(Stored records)

○ ○ ○ ○ ○ ○ ○

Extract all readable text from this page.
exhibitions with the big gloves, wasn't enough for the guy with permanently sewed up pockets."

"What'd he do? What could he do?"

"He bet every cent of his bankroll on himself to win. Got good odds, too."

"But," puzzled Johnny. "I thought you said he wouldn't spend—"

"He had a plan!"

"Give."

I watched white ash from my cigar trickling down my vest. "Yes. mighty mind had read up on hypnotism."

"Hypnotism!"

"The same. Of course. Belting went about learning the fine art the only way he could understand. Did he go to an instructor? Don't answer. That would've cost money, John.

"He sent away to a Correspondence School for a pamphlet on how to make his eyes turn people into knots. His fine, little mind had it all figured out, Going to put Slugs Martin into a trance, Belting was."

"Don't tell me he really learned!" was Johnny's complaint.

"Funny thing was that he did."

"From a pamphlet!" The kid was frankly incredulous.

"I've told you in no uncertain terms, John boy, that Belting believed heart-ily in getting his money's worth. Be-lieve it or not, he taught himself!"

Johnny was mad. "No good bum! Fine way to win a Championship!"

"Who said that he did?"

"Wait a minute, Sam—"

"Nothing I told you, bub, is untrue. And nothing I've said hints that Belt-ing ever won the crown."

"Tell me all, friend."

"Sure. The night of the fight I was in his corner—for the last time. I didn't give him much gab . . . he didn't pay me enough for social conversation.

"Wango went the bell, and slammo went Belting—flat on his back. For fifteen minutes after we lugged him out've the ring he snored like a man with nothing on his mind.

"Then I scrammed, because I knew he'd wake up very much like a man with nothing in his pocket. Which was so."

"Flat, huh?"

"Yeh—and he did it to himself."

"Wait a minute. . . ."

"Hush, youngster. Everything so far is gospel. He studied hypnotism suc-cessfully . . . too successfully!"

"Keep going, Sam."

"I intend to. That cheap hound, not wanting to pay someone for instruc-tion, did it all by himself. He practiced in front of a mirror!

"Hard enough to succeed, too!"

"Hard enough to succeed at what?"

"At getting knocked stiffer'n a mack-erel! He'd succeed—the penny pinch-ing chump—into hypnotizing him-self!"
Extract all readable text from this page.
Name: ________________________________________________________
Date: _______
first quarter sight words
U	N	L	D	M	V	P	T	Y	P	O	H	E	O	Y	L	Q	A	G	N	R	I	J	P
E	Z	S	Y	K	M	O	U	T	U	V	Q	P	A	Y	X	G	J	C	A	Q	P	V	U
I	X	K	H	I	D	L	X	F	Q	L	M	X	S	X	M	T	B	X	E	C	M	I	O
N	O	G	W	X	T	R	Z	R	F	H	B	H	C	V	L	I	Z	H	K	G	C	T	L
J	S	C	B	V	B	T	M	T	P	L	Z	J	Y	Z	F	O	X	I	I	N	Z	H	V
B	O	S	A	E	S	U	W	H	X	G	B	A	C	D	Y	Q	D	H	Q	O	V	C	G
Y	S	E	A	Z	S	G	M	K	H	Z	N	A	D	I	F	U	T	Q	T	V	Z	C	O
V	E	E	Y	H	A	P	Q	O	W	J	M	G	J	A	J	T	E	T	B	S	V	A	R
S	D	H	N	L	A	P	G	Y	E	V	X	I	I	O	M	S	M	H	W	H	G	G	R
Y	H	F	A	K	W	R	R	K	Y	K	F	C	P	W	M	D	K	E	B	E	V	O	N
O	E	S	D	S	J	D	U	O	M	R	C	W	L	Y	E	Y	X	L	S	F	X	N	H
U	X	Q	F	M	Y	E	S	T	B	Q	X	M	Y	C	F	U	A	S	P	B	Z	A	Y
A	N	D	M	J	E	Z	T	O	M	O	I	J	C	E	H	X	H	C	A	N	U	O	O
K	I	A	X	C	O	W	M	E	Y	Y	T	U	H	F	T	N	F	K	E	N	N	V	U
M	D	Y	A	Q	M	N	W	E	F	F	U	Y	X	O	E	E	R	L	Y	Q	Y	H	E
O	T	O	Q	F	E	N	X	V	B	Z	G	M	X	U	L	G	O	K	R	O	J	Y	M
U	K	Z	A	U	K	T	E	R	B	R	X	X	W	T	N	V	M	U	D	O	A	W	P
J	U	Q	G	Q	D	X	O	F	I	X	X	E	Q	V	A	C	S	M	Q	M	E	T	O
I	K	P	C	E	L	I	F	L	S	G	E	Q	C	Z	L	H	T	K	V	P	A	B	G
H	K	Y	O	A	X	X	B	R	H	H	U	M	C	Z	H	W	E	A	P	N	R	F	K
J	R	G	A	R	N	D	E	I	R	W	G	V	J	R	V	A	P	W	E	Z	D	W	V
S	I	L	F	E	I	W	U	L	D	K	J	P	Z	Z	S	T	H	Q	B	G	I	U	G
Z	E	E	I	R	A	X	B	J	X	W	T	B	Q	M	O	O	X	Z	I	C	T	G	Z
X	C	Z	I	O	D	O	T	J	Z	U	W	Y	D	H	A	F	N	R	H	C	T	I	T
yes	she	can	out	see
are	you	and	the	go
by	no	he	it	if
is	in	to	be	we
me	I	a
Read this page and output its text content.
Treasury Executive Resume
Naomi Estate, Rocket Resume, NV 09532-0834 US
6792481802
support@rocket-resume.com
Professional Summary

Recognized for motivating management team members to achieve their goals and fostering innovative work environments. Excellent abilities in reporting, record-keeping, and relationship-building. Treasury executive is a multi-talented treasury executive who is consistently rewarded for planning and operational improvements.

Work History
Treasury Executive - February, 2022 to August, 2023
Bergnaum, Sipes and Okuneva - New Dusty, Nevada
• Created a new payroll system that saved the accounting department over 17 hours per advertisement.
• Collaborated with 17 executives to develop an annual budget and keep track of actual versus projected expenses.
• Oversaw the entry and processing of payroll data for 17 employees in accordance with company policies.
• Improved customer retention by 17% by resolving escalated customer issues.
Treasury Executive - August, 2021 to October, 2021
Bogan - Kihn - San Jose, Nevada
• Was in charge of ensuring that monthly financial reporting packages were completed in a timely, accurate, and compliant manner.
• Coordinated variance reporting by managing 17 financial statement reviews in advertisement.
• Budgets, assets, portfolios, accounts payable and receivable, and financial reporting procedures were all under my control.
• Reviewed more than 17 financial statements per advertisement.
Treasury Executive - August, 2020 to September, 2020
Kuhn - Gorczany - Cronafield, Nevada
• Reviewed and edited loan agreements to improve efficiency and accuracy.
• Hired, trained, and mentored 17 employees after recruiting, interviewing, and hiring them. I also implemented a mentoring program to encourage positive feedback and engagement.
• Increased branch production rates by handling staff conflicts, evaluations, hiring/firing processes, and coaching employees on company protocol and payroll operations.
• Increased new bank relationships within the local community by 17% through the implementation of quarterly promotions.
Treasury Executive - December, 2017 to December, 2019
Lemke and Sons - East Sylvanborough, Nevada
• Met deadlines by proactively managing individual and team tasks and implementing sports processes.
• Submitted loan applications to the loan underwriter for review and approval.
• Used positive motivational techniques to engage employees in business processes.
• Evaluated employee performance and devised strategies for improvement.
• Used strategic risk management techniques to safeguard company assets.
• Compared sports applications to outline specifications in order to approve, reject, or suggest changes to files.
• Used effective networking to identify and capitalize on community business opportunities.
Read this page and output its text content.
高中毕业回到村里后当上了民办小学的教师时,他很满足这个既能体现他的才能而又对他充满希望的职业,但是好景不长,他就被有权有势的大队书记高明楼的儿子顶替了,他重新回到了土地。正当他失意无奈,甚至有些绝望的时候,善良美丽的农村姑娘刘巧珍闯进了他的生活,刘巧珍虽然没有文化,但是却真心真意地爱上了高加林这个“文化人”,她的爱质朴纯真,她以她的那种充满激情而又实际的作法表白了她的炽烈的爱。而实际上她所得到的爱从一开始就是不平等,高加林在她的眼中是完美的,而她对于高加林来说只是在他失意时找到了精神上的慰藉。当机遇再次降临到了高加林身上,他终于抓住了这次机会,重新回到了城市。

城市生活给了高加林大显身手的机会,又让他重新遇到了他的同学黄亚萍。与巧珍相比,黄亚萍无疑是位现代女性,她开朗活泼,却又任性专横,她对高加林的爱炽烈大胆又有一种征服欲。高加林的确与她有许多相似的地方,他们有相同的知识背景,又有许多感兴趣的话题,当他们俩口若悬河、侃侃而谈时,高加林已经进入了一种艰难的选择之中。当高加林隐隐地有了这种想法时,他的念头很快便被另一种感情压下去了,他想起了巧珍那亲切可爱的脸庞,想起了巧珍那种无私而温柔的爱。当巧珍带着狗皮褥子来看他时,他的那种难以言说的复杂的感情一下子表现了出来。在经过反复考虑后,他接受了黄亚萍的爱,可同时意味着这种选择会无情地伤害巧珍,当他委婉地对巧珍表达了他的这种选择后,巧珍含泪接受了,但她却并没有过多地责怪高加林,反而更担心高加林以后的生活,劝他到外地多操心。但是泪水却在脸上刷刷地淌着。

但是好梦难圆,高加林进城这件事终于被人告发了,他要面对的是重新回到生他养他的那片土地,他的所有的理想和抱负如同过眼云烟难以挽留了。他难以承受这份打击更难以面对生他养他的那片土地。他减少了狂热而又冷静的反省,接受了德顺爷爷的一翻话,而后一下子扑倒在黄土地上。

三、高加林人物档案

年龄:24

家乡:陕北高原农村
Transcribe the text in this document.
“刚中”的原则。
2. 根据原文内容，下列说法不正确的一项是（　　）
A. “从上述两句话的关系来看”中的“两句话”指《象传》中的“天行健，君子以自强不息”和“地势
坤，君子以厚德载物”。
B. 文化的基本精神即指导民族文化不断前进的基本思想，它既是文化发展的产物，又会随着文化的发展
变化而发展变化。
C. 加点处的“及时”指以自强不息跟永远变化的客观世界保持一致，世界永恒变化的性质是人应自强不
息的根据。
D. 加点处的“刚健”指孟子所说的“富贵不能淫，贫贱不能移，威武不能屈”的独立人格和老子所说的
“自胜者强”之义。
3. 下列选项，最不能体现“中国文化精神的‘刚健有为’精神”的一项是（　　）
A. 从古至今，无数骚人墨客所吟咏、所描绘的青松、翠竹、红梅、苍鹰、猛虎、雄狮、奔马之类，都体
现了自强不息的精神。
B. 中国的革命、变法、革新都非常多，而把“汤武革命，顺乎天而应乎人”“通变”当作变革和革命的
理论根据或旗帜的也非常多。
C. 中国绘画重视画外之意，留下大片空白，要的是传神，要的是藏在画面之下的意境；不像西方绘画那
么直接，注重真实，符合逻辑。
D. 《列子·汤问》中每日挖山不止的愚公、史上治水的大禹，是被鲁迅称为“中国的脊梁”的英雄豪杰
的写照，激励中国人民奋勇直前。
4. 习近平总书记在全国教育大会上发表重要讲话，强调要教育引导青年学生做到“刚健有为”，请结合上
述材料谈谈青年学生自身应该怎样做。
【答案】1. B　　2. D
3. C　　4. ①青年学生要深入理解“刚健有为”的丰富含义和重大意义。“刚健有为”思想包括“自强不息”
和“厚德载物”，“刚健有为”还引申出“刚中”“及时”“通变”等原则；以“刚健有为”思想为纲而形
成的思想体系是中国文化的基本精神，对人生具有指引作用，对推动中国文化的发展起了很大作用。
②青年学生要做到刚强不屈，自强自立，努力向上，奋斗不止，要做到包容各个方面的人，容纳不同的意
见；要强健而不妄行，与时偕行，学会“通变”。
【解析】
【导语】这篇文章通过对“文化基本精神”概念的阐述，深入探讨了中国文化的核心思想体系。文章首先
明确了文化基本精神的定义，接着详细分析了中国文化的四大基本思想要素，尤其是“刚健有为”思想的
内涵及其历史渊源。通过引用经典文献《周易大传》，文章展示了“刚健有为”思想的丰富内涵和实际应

○ ○ ○ ○ ○ ○ ○

# Request
Only a number is wanted: how many lines above include "said"?

# Response to this exercise
3